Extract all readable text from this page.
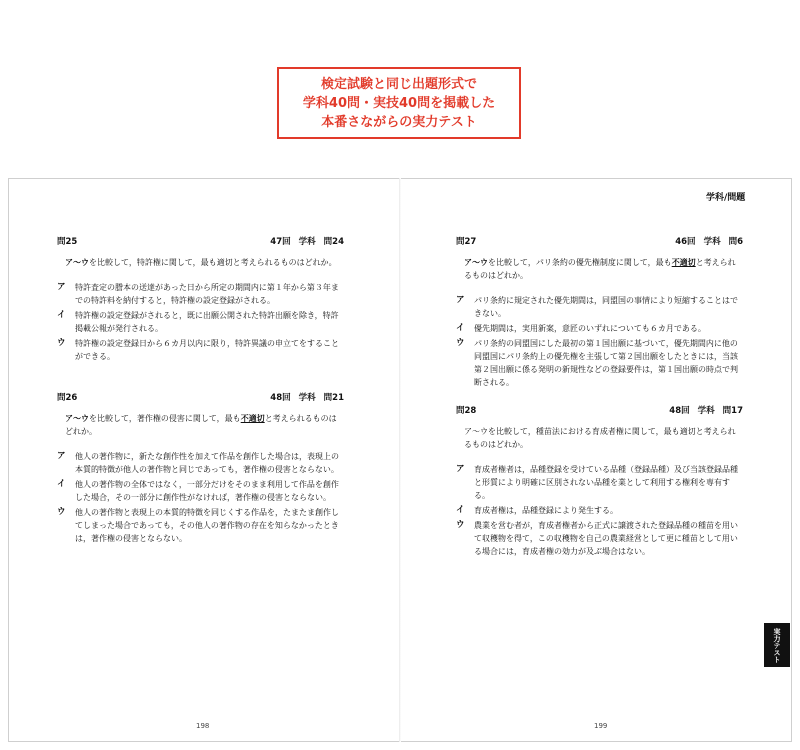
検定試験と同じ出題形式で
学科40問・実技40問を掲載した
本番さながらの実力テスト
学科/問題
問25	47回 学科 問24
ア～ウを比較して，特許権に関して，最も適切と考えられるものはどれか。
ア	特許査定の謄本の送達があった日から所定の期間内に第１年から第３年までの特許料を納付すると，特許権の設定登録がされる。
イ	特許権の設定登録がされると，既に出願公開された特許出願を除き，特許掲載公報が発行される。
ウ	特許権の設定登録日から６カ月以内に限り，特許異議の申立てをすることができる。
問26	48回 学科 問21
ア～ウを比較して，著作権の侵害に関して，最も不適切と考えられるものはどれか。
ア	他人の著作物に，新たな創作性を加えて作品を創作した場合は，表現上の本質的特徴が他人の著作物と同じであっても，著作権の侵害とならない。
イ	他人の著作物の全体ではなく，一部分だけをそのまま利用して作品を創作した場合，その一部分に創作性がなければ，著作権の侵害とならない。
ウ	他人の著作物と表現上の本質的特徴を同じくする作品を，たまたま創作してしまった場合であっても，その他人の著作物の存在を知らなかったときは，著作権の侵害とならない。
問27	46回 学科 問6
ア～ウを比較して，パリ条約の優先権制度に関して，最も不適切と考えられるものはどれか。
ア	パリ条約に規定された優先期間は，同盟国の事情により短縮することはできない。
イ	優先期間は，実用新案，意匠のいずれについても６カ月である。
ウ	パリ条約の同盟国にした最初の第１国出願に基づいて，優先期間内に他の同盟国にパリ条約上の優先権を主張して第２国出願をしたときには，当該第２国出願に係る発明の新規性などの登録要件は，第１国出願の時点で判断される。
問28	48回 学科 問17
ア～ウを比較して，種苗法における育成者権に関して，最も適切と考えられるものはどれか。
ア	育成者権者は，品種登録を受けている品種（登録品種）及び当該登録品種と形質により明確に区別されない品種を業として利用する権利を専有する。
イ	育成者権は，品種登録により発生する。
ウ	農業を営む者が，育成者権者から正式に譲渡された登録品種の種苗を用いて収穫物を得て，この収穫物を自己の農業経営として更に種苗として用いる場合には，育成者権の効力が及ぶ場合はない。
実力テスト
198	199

* * *

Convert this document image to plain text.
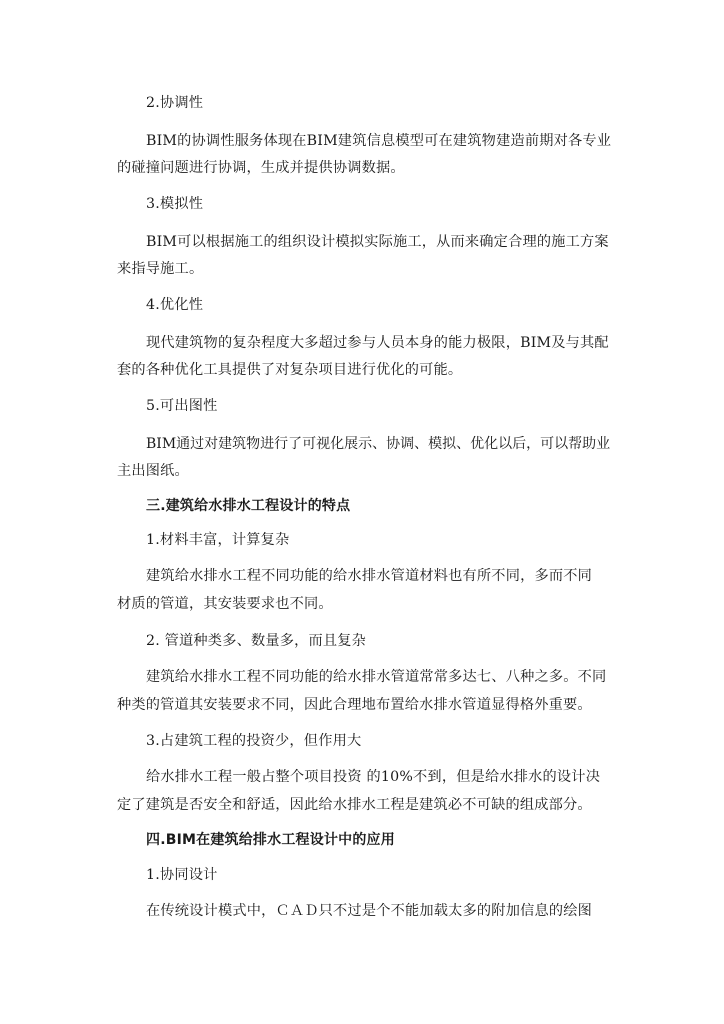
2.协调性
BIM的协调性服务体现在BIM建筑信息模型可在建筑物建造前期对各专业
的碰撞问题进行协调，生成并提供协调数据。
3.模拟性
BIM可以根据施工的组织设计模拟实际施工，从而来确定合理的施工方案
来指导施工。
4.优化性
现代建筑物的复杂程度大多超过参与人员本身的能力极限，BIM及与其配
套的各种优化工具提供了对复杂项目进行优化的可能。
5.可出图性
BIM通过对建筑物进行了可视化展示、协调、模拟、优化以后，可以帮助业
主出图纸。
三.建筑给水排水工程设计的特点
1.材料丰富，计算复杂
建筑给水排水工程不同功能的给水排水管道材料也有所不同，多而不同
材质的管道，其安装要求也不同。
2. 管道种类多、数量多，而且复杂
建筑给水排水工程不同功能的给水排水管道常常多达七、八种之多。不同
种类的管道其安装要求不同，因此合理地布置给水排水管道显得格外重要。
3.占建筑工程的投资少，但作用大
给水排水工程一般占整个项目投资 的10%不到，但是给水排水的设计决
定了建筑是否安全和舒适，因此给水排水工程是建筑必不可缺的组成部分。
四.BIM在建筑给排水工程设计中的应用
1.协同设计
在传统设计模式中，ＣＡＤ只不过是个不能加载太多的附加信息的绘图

**Goal**
Search the listing above for the string "最も不適切と考えられるものはどれか". Copy every line that contains it.

**Reply**
ア～ウを比較して，著作権の侵害に関して，最も不適切と考えられるものはどれか。
ア～ウを比較して，パリ条約の優先権制度に関して，最も不適切と考えられるものはどれか。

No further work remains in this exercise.